--- BEGIN Supplied entries ---

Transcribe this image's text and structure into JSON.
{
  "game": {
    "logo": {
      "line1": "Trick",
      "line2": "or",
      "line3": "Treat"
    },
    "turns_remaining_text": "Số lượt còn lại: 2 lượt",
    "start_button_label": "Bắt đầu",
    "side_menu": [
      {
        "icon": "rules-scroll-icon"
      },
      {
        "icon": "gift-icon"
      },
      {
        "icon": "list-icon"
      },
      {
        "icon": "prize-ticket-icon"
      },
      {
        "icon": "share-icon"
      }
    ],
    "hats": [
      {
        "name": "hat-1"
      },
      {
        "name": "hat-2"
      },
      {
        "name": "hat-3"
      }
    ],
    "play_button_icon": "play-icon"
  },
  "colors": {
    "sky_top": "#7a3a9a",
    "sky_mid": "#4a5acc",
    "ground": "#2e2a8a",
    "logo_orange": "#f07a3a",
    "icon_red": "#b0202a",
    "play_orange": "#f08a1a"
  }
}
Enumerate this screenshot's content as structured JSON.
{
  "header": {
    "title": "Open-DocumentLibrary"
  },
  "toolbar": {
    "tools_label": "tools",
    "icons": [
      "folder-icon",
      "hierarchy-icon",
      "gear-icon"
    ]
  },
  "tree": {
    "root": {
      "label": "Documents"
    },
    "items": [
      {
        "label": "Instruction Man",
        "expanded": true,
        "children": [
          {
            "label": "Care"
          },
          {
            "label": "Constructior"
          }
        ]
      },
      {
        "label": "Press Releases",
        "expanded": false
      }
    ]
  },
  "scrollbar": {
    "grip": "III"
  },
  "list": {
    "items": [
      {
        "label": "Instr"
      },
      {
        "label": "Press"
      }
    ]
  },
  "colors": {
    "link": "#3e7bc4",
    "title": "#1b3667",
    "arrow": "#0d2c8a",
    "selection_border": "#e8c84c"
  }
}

--- END Supplied entries ---

◆ Directive ◆
Wherever the word "JSON" occurs in a line of the listing, copy that line.

◆ Answer to this problem ◆
Transcribe this image's text and structure into JSON.
Enumerate this screenshot's content as structured JSON.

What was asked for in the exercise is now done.